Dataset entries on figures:
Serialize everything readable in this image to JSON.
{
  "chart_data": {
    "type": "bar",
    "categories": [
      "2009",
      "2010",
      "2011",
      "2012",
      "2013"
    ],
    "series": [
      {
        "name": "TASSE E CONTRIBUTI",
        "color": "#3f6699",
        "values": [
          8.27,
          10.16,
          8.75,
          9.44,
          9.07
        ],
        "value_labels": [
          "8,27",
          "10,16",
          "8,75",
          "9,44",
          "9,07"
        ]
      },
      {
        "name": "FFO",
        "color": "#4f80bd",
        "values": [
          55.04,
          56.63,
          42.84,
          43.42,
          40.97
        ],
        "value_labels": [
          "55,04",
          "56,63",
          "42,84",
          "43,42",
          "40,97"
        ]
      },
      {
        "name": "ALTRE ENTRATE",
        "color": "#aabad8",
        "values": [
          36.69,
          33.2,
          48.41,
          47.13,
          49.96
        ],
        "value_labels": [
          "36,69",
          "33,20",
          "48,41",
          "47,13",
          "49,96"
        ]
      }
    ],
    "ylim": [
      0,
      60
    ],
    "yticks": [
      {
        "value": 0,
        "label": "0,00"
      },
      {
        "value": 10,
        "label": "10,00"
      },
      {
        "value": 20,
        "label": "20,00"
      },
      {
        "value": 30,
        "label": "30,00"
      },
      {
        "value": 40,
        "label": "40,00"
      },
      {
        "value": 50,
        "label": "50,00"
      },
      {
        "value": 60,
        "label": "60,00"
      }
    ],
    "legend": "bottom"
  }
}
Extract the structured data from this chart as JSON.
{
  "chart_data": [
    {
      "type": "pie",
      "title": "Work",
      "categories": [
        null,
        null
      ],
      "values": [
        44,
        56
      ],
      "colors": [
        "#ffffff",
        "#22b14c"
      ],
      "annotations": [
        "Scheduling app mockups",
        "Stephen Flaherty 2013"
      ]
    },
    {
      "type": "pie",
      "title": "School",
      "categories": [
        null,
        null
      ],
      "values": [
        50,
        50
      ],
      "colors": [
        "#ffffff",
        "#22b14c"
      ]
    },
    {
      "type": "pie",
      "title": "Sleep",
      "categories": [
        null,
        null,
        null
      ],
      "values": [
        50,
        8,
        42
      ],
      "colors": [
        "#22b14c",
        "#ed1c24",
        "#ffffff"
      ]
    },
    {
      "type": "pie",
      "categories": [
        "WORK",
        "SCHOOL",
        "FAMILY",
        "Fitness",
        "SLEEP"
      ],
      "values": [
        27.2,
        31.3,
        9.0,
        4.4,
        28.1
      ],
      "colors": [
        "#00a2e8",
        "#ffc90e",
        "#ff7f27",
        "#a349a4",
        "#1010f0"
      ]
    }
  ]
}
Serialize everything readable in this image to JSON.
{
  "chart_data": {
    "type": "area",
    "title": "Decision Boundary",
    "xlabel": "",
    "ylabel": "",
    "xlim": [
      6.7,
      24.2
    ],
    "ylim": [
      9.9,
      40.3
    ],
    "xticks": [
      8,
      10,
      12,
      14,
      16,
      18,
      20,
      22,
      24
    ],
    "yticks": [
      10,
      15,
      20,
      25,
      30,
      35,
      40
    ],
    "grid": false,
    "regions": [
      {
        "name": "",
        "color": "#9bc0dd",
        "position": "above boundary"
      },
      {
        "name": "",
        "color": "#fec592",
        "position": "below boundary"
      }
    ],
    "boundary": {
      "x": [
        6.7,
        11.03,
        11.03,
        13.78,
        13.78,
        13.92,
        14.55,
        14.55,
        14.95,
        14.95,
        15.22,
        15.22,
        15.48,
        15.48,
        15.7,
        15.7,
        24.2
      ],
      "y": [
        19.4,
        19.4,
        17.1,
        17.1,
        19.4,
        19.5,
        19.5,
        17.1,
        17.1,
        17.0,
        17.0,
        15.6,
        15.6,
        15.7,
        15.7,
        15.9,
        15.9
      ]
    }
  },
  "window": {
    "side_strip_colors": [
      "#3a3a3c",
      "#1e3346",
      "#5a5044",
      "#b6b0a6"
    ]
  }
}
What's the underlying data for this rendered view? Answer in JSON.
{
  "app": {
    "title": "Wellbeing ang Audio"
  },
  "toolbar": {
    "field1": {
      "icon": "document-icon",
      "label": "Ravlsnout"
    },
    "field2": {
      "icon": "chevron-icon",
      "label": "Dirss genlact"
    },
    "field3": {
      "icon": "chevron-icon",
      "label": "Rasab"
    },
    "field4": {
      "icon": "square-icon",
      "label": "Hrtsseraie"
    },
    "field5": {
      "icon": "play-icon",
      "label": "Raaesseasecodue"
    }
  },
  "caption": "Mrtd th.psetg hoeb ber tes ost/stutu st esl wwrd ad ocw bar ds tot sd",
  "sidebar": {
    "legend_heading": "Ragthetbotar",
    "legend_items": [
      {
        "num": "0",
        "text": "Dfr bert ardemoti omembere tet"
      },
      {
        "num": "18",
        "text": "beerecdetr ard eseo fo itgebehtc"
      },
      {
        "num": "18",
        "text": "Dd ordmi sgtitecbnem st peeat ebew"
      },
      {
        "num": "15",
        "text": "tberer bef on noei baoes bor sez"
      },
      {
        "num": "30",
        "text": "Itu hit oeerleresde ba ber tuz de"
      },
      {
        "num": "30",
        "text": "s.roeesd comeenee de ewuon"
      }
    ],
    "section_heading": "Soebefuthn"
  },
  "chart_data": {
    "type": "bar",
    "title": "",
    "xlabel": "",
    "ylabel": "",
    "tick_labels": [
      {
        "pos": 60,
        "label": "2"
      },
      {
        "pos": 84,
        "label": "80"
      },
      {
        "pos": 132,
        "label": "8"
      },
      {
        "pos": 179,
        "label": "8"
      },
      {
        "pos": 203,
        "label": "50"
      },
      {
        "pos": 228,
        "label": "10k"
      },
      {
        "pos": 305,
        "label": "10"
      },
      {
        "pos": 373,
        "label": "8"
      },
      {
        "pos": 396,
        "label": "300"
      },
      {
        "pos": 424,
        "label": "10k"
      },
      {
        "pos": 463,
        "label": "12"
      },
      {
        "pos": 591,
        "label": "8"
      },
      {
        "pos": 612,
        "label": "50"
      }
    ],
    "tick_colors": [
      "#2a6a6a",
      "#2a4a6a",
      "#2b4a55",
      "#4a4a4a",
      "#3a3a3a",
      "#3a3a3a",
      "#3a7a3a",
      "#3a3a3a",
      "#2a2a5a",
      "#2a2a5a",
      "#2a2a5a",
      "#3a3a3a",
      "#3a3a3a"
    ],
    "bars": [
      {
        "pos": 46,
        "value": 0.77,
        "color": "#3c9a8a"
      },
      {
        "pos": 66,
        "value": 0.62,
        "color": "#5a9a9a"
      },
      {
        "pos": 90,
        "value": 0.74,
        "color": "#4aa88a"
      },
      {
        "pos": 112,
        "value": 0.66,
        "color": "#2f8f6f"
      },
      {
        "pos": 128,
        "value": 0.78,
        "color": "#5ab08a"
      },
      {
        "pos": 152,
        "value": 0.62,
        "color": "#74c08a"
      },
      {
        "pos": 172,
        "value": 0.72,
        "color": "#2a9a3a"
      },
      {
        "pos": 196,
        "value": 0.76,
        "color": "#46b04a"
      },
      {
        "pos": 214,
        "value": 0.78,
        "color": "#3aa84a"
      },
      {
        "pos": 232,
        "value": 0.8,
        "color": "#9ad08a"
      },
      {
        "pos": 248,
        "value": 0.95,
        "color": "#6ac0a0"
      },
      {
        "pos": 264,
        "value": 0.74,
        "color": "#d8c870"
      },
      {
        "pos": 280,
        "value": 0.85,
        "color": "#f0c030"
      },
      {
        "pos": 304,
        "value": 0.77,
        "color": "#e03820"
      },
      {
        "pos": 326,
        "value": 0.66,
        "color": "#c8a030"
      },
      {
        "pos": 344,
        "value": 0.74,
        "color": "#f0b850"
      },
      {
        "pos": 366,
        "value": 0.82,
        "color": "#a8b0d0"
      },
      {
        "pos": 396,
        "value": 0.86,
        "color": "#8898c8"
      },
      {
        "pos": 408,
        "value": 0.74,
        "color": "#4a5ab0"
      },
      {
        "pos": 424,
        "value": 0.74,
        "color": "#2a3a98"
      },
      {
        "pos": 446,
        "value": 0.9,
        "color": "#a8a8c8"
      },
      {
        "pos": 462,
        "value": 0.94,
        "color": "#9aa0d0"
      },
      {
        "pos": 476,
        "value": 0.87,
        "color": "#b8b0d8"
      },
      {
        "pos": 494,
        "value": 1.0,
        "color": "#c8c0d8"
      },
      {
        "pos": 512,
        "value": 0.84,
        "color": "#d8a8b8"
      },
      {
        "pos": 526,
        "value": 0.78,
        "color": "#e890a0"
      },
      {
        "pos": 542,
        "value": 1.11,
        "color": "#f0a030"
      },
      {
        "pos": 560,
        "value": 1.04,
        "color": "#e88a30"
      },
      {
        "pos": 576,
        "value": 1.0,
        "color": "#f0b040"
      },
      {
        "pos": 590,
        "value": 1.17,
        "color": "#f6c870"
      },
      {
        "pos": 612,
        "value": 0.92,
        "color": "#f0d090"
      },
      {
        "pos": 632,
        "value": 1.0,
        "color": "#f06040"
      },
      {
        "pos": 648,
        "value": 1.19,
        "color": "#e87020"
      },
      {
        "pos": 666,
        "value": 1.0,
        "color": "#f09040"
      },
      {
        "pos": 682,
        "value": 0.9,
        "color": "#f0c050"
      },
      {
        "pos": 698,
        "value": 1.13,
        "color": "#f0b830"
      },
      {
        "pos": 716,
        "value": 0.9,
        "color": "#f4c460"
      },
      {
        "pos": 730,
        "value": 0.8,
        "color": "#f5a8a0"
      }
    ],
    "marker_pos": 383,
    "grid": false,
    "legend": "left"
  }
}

_PROBLEM DESCRIPTION_
Look through the listing above. Pick out each line with "name" and copy it.

_ANSWER BELOW_
        "name": "TASSE E CONTRIBUTI",
        "name": "FFO",
        "name": "ALTRE ENTRATE",
        "name": "",
        "name": "",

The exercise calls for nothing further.